→ **Your objective**
Extract every line that contains the word "rally".

→ **Data for processing**
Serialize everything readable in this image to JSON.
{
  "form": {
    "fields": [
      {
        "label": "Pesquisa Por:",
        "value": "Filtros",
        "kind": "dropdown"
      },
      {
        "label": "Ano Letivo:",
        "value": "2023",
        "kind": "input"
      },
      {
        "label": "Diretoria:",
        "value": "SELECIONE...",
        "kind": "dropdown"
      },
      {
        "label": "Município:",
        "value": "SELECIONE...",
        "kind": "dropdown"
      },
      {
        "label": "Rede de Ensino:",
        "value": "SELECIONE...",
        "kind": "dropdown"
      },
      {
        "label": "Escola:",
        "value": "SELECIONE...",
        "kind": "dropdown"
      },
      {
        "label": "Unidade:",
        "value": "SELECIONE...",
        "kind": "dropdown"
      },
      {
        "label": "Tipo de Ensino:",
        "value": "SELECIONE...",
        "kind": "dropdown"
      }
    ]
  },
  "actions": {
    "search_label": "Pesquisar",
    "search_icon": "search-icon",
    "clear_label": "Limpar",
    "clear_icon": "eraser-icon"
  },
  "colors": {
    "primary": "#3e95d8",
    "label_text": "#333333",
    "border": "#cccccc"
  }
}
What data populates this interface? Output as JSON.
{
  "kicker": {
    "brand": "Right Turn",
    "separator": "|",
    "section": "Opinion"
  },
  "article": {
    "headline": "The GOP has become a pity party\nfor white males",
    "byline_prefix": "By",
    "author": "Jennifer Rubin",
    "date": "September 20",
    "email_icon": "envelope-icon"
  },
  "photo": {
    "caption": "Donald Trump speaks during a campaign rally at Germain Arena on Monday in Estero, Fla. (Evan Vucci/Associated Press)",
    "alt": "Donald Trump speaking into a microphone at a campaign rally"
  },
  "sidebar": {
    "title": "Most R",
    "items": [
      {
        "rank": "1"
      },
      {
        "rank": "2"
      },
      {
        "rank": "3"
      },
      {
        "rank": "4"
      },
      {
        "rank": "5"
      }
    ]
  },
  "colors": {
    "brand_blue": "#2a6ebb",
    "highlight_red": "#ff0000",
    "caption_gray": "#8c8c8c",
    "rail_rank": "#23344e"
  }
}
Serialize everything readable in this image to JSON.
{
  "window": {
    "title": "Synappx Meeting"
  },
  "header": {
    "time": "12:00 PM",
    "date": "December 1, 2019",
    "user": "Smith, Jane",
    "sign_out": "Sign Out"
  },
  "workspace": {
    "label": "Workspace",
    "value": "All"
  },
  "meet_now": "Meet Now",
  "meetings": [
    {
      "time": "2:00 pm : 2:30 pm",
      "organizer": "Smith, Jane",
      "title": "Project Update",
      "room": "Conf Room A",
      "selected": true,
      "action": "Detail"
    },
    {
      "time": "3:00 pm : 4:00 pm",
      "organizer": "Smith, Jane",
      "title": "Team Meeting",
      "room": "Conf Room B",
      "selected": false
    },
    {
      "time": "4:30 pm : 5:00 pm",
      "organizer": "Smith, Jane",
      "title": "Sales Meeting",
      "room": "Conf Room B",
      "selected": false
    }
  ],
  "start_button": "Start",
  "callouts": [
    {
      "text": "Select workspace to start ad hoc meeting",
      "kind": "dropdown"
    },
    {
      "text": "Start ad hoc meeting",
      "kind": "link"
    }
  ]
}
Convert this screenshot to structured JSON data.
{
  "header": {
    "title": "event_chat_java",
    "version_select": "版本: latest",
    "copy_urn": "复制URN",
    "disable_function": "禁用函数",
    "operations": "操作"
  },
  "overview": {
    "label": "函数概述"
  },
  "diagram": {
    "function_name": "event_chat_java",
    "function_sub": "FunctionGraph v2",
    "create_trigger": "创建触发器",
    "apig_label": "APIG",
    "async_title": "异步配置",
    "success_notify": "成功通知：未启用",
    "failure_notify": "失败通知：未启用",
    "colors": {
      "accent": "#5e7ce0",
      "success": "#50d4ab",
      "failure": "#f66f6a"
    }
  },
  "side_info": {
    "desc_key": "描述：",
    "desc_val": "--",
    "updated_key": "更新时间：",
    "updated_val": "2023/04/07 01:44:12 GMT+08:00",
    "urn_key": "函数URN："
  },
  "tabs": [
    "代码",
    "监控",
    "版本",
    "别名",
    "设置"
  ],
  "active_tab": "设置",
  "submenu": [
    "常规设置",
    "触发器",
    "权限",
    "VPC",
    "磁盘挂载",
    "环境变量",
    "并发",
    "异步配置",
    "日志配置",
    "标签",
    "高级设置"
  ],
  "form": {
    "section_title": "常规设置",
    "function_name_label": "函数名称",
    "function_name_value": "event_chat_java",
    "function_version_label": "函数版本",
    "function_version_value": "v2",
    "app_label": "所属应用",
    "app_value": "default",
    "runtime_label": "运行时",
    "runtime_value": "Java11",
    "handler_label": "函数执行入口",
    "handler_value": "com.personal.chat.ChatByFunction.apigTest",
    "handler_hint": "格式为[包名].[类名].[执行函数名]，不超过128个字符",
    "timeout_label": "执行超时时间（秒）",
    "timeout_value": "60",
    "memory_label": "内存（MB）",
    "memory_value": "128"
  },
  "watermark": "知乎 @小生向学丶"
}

→ **Task result**
    "caption": "Donald Trump speaks during a campaign rally at Germain Arena on Monday in Estero, Fla. (Evan Vucci/Associated Press)",
    "alt": "Donald Trump speaking into a microphone at a campaign rally"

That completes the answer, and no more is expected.